TASK DETAILS — Copy out each of the following rows word for word, in the same order.

☆ ☆ ☆

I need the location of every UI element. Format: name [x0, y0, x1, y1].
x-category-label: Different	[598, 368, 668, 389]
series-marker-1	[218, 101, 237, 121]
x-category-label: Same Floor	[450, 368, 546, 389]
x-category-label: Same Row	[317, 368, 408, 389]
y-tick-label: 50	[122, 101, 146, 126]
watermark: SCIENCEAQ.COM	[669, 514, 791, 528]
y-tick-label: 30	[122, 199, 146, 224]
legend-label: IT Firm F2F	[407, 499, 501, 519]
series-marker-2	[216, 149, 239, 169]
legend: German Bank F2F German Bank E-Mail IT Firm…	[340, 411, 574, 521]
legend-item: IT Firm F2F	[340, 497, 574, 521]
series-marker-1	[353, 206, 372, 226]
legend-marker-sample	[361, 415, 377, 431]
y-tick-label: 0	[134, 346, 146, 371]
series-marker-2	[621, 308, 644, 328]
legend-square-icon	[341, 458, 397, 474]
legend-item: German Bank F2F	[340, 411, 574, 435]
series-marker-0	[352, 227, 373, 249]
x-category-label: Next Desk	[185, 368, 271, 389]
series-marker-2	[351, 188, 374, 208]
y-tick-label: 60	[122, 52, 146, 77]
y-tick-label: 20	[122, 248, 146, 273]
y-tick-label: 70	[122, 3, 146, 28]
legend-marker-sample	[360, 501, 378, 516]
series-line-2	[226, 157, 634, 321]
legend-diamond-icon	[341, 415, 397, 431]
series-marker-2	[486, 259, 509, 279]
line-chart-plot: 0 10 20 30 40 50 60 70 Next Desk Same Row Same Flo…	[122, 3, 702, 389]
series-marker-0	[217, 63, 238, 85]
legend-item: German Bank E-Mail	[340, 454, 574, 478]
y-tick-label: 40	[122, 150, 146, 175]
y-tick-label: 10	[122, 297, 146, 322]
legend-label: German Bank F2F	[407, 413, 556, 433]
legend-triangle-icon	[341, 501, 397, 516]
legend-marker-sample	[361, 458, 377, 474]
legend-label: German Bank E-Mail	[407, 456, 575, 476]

☆ ☆ ☆

THE RESPONSE —
I need the location of every UI element. Format: name [x0, y0, x1, y1].
x-category-label: Different	[598, 368, 668, 389]
series-marker-1	[218, 101, 237, 121]
x-category-label: Same Floor	[450, 368, 546, 389]
x-category-label: Same Row	[317, 368, 408, 389]
y-tick-label: 50	[122, 101, 146, 126]
watermark: SCIENCEAQ.COM	[669, 514, 791, 528]
y-tick-label: 30	[122, 199, 146, 224]
legend-label: IT Firm F2F	[407, 499, 501, 519]
series-marker-2	[216, 149, 239, 169]
legend: German Bank F2F German Bank E-Mail IT Firm…	[340, 411, 574, 521]
legend-item: IT Firm F2F	[340, 497, 574, 521]
series-marker-1	[353, 206, 372, 226]
legend-marker-sample	[361, 415, 377, 431]
y-tick-label: 0	[134, 346, 146, 371]
series-marker-2	[621, 308, 644, 328]
legend-square-icon	[341, 458, 397, 474]
legend-item: German Bank F2F	[340, 411, 574, 435]
series-marker-0	[352, 227, 373, 249]
x-category-label: Next Desk	[185, 368, 271, 389]
series-marker-2	[351, 188, 374, 208]
y-tick-label: 60	[122, 52, 146, 77]
y-tick-label: 20	[122, 248, 146, 273]
y-tick-label: 70	[122, 3, 146, 28]
legend-marker-sample	[360, 501, 378, 516]
series-line-2	[226, 157, 634, 321]
legend-diamond-icon	[341, 415, 397, 431]
series-marker-2	[486, 259, 509, 279]
line-chart-plot: 0 10 20 30 40 50 60 70 Next Desk Same Row Same Flo…	[122, 3, 702, 389]
series-marker-0	[217, 63, 238, 85]
legend-item: German Bank E-Mail	[340, 454, 574, 478]
y-tick-label: 40	[122, 150, 146, 175]
y-tick-label: 10	[122, 297, 146, 322]
legend-label: German Bank F2F	[407, 413, 556, 433]
legend-triangle-icon	[341, 501, 397, 516]
legend-marker-sample	[361, 458, 377, 474]
legend-label: German Bank E-Mail	[407, 456, 575, 476]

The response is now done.